---------- Data section ----------

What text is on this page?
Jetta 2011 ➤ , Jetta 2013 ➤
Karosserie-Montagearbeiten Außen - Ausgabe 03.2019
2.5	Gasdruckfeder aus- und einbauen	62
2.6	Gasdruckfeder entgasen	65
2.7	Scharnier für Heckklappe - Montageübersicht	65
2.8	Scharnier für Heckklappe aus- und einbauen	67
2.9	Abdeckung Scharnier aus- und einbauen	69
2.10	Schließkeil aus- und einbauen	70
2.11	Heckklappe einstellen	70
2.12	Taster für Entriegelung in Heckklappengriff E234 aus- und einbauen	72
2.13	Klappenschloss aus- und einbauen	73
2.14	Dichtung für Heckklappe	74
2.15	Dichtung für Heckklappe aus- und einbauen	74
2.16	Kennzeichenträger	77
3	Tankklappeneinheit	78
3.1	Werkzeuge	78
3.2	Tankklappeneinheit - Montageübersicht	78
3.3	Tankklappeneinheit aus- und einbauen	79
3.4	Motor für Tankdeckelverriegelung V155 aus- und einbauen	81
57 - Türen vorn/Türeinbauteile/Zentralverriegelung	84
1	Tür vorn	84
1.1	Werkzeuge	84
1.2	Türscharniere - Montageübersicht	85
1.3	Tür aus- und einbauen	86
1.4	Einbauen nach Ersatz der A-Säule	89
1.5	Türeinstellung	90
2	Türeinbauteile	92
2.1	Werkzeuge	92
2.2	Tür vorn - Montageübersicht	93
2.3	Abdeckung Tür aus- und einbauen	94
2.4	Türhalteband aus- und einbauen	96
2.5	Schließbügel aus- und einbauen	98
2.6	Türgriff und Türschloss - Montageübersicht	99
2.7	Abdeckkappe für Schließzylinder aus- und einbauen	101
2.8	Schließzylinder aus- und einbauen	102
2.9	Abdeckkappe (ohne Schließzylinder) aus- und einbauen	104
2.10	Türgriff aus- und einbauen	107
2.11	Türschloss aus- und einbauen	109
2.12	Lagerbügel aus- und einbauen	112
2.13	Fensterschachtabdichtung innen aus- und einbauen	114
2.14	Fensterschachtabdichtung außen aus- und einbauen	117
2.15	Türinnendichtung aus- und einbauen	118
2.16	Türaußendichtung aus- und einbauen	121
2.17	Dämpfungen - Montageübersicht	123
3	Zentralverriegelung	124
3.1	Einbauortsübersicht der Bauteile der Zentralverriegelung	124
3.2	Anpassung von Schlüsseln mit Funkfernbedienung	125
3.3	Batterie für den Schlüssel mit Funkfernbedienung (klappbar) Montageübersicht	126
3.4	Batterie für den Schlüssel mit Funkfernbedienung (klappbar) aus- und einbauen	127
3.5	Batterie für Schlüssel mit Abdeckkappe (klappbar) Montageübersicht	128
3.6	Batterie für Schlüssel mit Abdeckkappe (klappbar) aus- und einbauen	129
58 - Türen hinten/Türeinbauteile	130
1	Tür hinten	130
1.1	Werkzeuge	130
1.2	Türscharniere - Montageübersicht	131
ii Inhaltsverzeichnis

----------

### What to produce
Locate the string "Abdeckkappe" in the listing above and copy every line where it occurs.

### The completed task
2.7	Abdeckkappe für Schließzylinder aus- und einbauen	101
2.9	Abdeckkappe (ohne Schließzylinder) aus- und einbauen	104
3.5	Batterie für Schlüssel mit Abdeckkappe (klappbar) Montageübersicht	128
3.6	Batterie für Schlüssel mit Abdeckkappe (klappbar) aus- und einbauen	129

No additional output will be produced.